(Source data)
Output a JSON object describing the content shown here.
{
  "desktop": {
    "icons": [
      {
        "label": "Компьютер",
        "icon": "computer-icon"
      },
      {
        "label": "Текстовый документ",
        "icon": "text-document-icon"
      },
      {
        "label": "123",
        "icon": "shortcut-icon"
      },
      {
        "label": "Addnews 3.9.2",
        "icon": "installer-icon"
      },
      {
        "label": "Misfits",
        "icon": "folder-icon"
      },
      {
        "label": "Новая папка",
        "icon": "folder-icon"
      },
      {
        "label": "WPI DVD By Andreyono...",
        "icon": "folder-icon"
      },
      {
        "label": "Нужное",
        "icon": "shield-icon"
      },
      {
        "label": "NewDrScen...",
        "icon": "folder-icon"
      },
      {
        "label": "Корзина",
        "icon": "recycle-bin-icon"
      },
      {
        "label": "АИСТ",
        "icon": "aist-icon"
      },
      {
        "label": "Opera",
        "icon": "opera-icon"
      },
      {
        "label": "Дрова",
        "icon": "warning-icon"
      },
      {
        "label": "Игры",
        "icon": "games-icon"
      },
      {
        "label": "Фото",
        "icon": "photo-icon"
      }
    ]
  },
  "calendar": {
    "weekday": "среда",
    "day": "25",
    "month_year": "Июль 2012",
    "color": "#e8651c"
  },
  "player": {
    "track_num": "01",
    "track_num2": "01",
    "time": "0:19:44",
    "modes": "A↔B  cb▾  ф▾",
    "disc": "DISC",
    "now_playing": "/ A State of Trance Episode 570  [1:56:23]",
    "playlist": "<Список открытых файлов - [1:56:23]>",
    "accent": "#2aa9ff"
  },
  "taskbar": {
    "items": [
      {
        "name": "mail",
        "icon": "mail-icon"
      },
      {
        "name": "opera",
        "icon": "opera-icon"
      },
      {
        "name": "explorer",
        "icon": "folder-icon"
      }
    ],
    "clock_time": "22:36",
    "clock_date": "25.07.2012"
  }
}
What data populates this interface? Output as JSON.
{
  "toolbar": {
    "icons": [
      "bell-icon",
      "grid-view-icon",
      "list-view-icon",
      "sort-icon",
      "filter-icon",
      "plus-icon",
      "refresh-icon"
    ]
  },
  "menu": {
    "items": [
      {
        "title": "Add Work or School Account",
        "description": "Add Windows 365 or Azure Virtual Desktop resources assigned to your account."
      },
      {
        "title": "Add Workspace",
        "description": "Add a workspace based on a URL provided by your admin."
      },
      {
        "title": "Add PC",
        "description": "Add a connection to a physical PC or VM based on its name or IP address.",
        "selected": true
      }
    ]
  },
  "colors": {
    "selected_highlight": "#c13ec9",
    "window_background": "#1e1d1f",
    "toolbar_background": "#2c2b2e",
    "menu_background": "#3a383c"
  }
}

Task description — Output the complete data exactly as written.

Solution to the exercise —
Output a JSON object describing the content shown here.
{
  "desktop": {
    "icons": [
      {
        "label": "Компьютер",
        "icon": "computer-icon"
      },
      {
        "label": "Текстовый документ",
        "icon": "text-document-icon"
      },
      {
        "label": "123",
        "icon": "shortcut-icon"
      },
      {
        "label": "Addnews 3.9.2",
        "icon": "installer-icon"
      },
      {
        "label": "Misfits",
        "icon": "folder-icon"
      },
      {
        "label": "Новая папка",
        "icon": "folder-icon"
      },
      {
        "label": "WPI DVD By Andreyono...",
        "icon": "folder-icon"
      },
      {
        "label": "Нужное",
        "icon": "shield-icon"
      },
      {
        "label": "NewDrScen...",
        "icon": "folder-icon"
      },
      {
        "label": "Корзина",
        "icon": "recycle-bin-icon"
      },
      {
        "label": "АИСТ",
        "icon": "aist-icon"
      },
      {
        "label": "Opera",
        "icon": "opera-icon"
      },
      {
        "label": "Дрова",
        "icon": "warning-icon"
      },
      {
        "label": "Игры",
        "icon": "games-icon"
      },
      {
        "label": "Фото",
        "icon": "photo-icon"
      }
    ]
  },
  "calendar": {
    "weekday": "среда",
    "day": "25",
    "month_year": "Июль 2012",
    "color": "#e8651c"
  },
  "player": {
    "track_num": "01",
    "track_num2": "01",
    "time": "0:19:44",
    "modes": "A↔B  cb▾  ф▾",
    "disc": "DISC",
    "now_playing": "/ A State of Trance Episode 570  [1:56:23]",
    "playlist": "<Список открытых файлов - [1:56:23]>",
    "accent": "#2aa9ff"
  },
  "taskbar": {
    "items": [
      {
        "name": "mail",
        "icon": "mail-icon"
      },
      {
        "name": "opera",
        "icon": "opera-icon"
      },
      {
        "name": "explorer",
        "icon": "folder-icon"
      }
    ],
    "clock_time": "22:36",
    "clock_date": "25.07.2012"
  }
}
What data populates this interface? Output as JSON.
{
  "toolbar": {
    "icons": [
      "bell-icon",
      "grid-view-icon",
      "list-view-icon",
      "sort-icon",
      "filter-icon",
      "plus-icon",
      "refresh-icon"
    ]
  },
  "menu": {
    "items": [
      {
        "title": "Add Work or School Account",
        "description": "Add Windows 365 or Azure Virtual Desktop resources assigned to your account."
      },
      {
        "title": "Add Workspace",
        "description": "Add a workspace based on a URL provided by your admin."
      },
      {
        "title": "Add PC",
        "description": "Add a connection to a physical PC or VM based on its name or IP address.",
        "selected": true
      }
    ]
  },
  "colors": {
    "selected_highlight": "#c13ec9",
    "window_background": "#1e1d1f",
    "toolbar_background": "#2c2b2e",
    "menu_background": "#3a383c"
  }
}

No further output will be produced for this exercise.